Set exercise - Write out again only the lines between the one with "Transcribe this image's" and the end of the records below, both ends counted, and don't include the pictures.

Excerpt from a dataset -
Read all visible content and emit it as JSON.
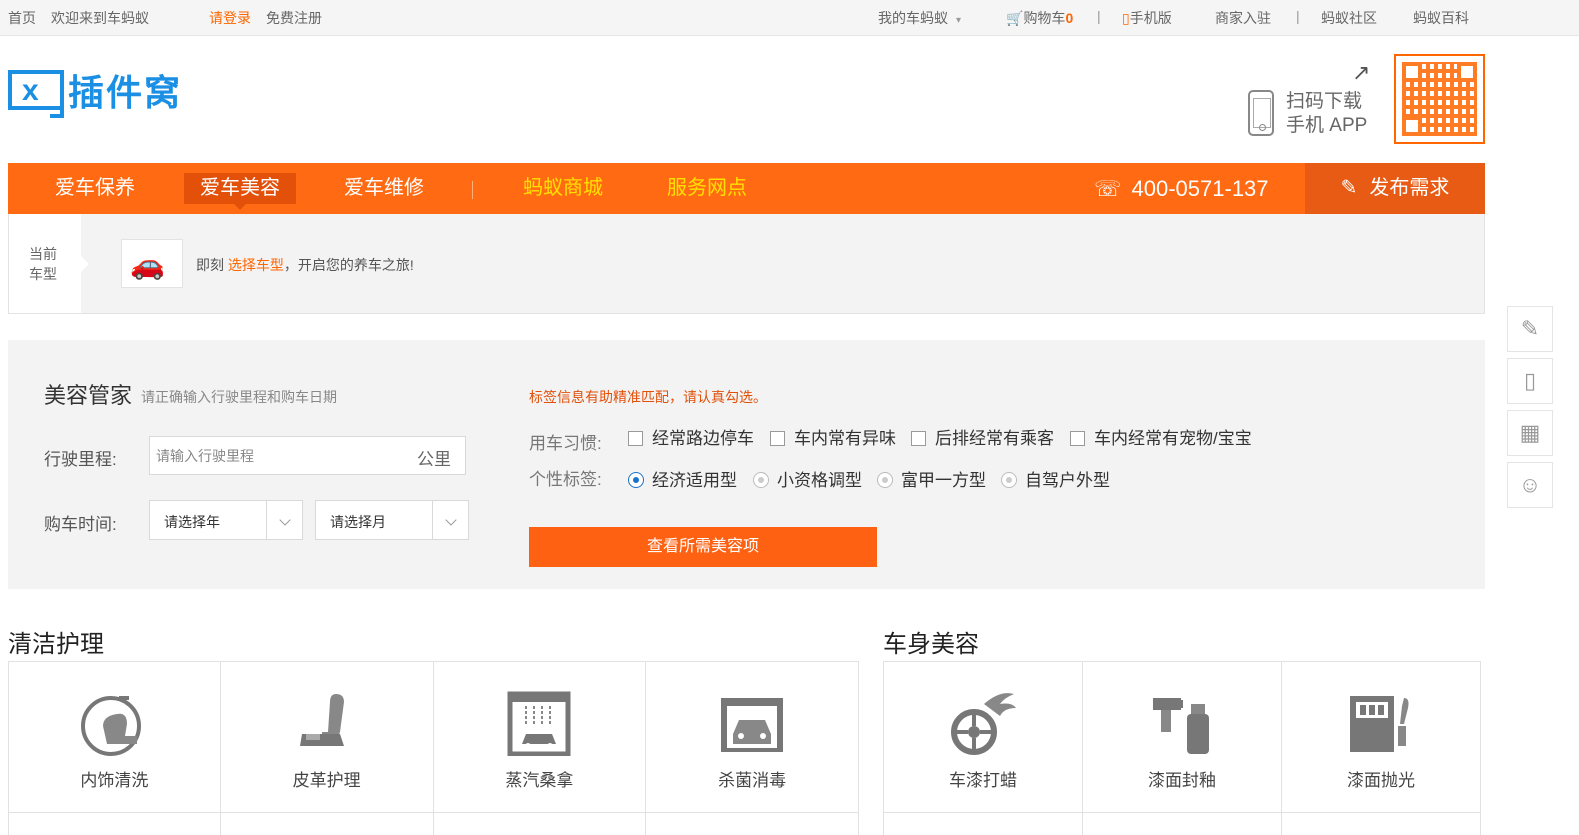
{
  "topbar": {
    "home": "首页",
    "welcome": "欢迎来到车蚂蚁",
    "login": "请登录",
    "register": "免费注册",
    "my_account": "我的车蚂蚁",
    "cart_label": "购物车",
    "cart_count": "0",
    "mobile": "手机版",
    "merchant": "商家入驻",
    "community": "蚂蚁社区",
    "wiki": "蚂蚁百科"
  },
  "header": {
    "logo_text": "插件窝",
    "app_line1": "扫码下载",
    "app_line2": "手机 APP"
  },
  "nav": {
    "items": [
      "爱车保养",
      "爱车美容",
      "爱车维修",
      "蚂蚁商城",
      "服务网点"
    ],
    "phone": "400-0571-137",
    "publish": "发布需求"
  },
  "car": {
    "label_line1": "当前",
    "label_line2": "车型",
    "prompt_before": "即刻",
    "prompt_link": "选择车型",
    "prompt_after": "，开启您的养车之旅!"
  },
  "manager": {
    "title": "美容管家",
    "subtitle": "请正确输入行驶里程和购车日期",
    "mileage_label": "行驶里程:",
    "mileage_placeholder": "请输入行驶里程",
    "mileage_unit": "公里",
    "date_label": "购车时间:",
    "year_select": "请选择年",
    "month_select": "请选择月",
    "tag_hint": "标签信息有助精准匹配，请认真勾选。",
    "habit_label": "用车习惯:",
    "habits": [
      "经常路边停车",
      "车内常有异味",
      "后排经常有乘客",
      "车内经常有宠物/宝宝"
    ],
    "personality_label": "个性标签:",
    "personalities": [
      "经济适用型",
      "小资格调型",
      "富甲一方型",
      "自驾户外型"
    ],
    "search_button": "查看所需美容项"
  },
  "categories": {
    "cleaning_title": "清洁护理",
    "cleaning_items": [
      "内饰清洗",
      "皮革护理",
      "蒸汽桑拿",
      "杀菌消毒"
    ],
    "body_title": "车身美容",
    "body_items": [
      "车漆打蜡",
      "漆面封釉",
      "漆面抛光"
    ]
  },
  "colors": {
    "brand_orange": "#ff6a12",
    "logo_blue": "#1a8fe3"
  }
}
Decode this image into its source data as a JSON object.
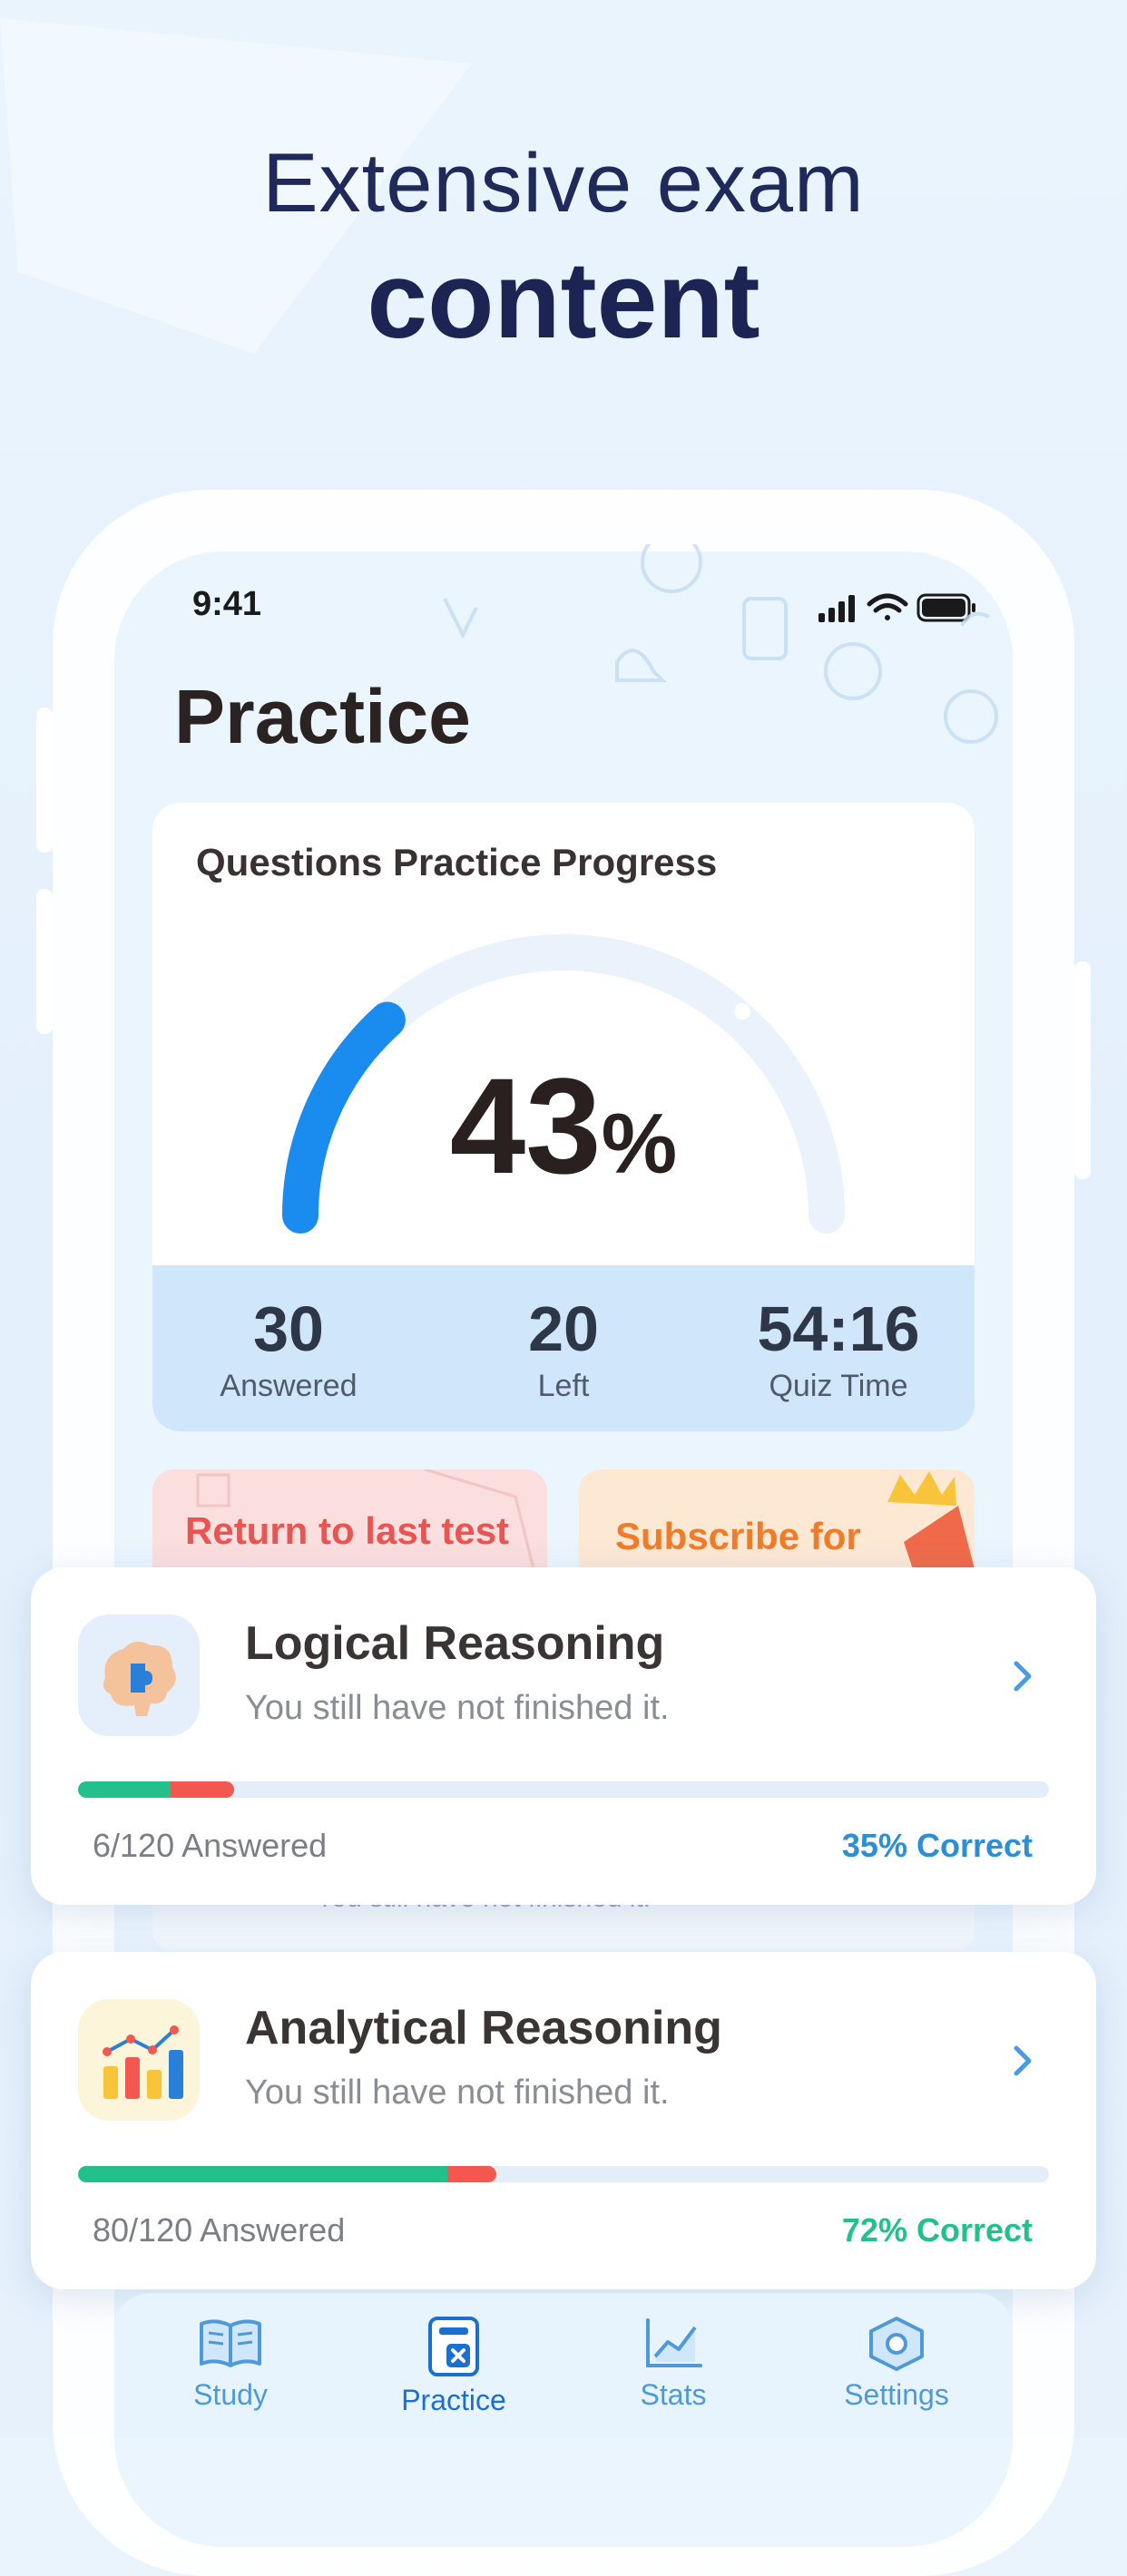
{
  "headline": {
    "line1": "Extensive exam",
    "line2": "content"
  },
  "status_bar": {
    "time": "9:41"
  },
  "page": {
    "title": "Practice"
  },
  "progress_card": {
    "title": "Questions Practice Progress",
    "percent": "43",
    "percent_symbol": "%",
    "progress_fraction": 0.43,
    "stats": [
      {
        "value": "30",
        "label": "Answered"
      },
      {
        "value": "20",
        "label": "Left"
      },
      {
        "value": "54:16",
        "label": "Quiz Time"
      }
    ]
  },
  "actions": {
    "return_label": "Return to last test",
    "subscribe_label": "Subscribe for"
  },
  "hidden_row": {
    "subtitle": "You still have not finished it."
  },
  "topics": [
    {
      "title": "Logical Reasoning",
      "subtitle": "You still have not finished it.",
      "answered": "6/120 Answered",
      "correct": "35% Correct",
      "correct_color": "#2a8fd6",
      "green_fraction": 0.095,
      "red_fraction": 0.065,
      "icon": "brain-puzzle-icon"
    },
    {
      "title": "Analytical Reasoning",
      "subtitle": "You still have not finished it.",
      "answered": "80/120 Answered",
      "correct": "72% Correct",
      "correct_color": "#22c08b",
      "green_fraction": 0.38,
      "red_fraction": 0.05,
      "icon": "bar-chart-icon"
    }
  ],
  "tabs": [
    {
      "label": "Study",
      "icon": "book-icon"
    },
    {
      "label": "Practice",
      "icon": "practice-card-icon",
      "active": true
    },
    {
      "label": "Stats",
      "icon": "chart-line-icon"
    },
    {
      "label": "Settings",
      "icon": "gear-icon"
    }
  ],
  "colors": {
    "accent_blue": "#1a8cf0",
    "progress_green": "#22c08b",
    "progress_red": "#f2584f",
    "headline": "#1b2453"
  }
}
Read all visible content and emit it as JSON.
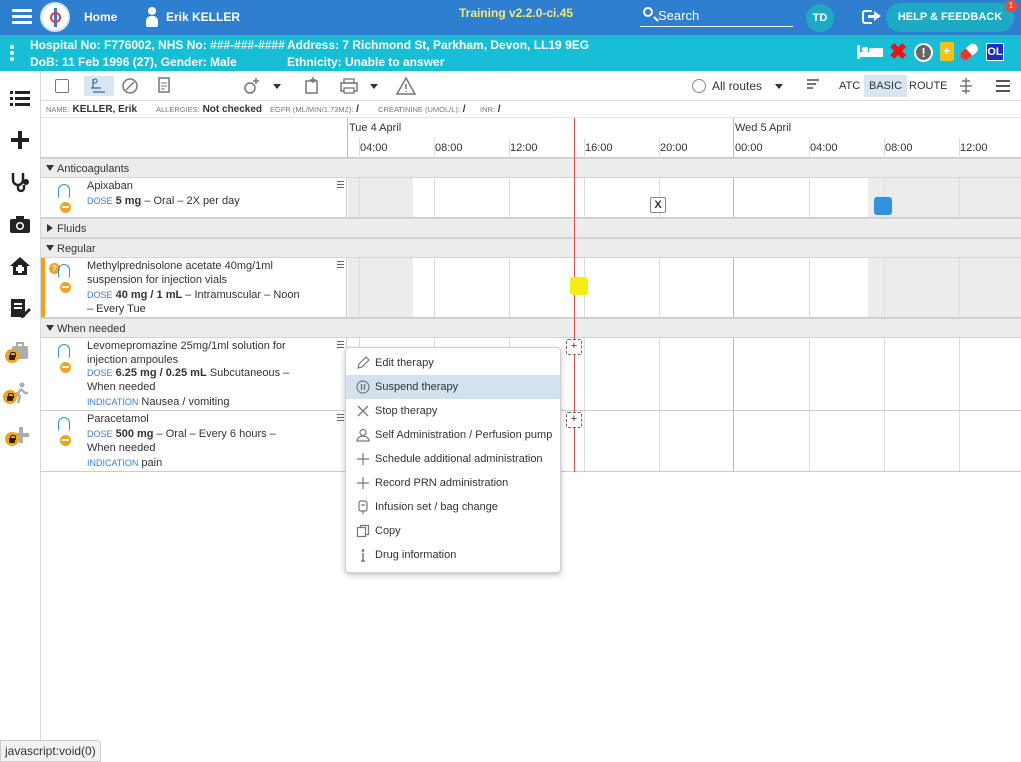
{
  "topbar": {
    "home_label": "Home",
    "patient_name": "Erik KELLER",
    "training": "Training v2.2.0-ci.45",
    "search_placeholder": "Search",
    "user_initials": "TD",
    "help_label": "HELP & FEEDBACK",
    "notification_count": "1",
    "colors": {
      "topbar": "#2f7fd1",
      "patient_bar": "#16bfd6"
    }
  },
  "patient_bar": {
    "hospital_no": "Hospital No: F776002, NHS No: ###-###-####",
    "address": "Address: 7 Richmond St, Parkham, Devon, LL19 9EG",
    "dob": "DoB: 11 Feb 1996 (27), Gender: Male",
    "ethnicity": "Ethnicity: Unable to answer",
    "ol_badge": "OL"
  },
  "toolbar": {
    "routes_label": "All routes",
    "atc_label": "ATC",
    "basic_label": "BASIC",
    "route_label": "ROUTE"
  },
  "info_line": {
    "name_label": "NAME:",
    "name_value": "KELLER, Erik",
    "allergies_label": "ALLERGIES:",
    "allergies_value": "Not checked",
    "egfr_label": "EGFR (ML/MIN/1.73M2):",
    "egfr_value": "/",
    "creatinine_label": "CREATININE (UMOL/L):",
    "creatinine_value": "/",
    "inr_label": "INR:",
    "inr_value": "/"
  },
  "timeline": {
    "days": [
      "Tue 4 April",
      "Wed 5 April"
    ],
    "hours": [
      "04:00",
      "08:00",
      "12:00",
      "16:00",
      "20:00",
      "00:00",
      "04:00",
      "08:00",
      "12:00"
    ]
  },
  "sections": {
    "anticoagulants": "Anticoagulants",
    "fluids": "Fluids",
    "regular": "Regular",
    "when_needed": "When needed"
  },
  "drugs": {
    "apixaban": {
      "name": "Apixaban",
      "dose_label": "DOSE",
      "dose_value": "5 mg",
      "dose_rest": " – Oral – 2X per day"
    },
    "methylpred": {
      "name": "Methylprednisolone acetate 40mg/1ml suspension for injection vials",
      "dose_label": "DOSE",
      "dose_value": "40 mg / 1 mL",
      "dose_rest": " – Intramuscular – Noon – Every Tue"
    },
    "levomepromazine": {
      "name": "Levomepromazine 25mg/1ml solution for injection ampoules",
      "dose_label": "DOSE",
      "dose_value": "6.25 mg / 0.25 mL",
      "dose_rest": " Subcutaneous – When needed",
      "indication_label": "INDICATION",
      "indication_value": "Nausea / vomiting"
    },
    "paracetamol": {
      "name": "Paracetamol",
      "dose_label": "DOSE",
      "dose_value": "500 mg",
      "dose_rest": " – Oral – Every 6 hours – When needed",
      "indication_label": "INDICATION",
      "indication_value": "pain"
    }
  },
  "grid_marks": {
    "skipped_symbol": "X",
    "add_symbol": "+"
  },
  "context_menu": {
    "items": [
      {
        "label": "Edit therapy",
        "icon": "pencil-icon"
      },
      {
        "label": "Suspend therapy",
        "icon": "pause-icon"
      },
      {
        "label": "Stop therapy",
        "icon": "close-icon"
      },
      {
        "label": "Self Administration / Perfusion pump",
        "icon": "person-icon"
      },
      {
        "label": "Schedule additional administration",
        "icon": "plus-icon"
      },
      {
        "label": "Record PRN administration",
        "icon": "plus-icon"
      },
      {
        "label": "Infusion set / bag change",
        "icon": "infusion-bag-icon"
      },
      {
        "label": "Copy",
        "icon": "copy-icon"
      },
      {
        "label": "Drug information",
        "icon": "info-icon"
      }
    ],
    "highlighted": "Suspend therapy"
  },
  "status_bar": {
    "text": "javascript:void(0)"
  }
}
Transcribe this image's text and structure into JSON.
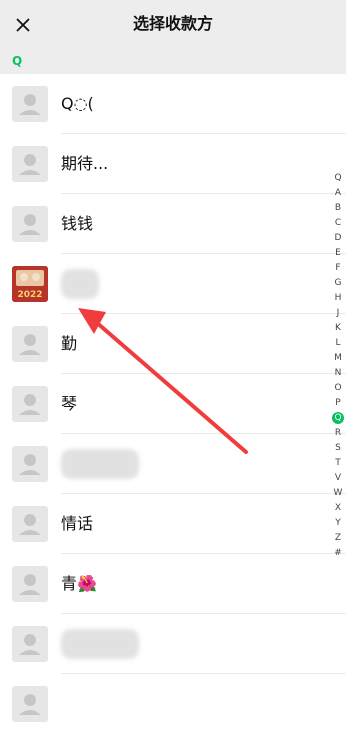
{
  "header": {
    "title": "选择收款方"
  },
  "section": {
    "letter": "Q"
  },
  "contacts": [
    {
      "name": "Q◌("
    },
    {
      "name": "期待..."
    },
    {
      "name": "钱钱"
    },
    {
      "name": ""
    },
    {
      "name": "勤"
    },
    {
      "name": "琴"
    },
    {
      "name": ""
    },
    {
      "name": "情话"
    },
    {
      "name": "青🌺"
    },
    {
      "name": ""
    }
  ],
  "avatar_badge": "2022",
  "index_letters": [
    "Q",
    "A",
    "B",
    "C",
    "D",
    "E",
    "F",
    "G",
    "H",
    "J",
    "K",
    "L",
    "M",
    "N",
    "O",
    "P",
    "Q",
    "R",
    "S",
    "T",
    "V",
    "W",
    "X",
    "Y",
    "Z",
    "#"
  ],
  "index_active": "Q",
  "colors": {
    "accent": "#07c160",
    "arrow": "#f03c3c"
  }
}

Exercise response -
Transcribe this image's text and structure into JSON.
{
  "header": {
    "title": "选择收款方"
  },
  "section": {
    "letter": "Q"
  },
  "contacts": [
    {
      "name": "Q◌("
    },
    {
      "name": "期待..."
    },
    {
      "name": "钱钱"
    },
    {
      "name": ""
    },
    {
      "name": "勤"
    },
    {
      "name": "琴"
    },
    {
      "name": ""
    },
    {
      "name": "情话"
    },
    {
      "name": "青🌺"
    },
    {
      "name": ""
    }
  ],
  "avatar_badge": "2022",
  "index_letters": [
    "Q",
    "A",
    "B",
    "C",
    "D",
    "E",
    "F",
    "G",
    "H",
    "J",
    "K",
    "L",
    "M",
    "N",
    "O",
    "P",
    "Q",
    "R",
    "S",
    "T",
    "V",
    "W",
    "X",
    "Y",
    "Z",
    "#"
  ],
  "index_active": "Q",
  "colors": {
    "accent": "#07c160",
    "arrow": "#f03c3c"
  }
}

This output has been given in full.